┌─ THE INPUT

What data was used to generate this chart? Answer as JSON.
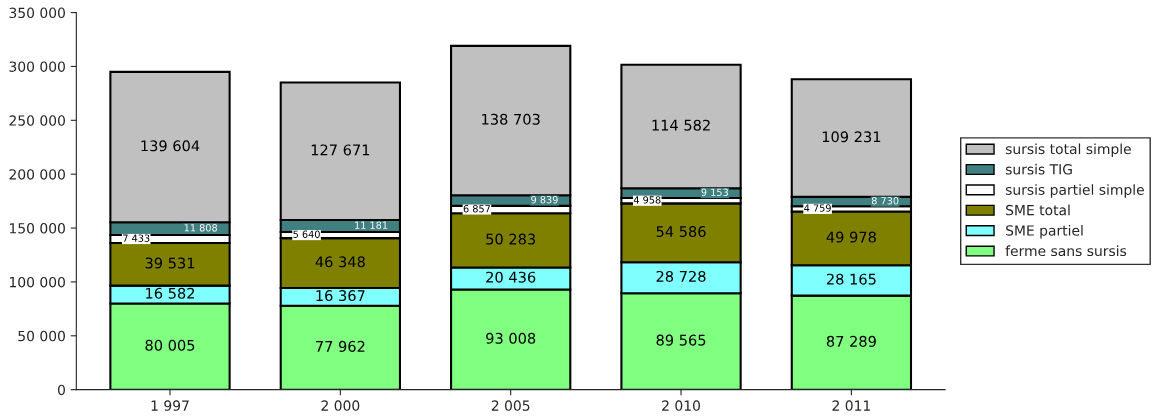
{
  "chart_data": {
    "type": "bar",
    "stacked": true,
    "categories": [
      "1 997",
      "2 000",
      "2 005",
      "2 010",
      "2 011"
    ],
    "series": [
      {
        "name": "ferme sans sursis",
        "color": "#80ff80",
        "values": [
          80005,
          77962,
          93008,
          89565,
          87289
        ],
        "value_labels": [
          "80 005",
          "77 962",
          "93 008",
          "89 565",
          "87 289"
        ]
      },
      {
        "name": "SME partiel",
        "color": "#80ffff",
        "values": [
          16582,
          16367,
          20436,
          28728,
          28165
        ],
        "value_labels": [
          "16 582",
          "16 367",
          "20 436",
          "28 728",
          "28 165"
        ]
      },
      {
        "name": "SME total",
        "color": "#808000",
        "values": [
          39531,
          46348,
          50283,
          54586,
          49978
        ],
        "value_labels": [
          "39 531",
          "46 348",
          "50 283",
          "54 586",
          "49 978"
        ]
      },
      {
        "name": "sursis partiel simple",
        "color": "#ffffff",
        "values": [
          7433,
          5640,
          6857,
          4958,
          4759
        ],
        "value_labels": [
          "7 433",
          "5 640",
          "6 857",
          "4 958",
          "4 759"
        ]
      },
      {
        "name": "sursis TIG",
        "color": "#408080",
        "values": [
          11808,
          11181,
          9839,
          9153,
          8730
        ],
        "value_labels": [
          "11 808",
          "11 181",
          "9 839",
          "9 153",
          "8 730"
        ]
      },
      {
        "name": "sursis total simple",
        "color": "#c0c0c0",
        "values": [
          139604,
          127671,
          138703,
          114582,
          109231
        ],
        "value_labels": [
          "139 604",
          "127 671",
          "138 703",
          "114 582",
          "109 231"
        ]
      }
    ],
    "ylim": [
      0,
      350000
    ],
    "yticks": [
      0,
      {
        "value": 50000,
        "label": "50 000"
      },
      {
        "value": 100000,
        "label": "100 000"
      },
      {
        "value": 150000,
        "label": "150 000"
      },
      {
        "value": 200000,
        "label": "200 000"
      },
      {
        "value": 250000,
        "label": "250 000"
      },
      {
        "value": 300000,
        "label": "300 000"
      },
      {
        "value": 350000,
        "label": "350 000"
      }
    ],
    "grid": false,
    "legend": "right"
  }
}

└─

# WORK TO BE COMPLETED:
Search the entries for the word "simple" and pick out every line that holds it.

# PROBLEM SOLUTION:
        "name": "sursis partiel simple",
        "name": "sursis total simple",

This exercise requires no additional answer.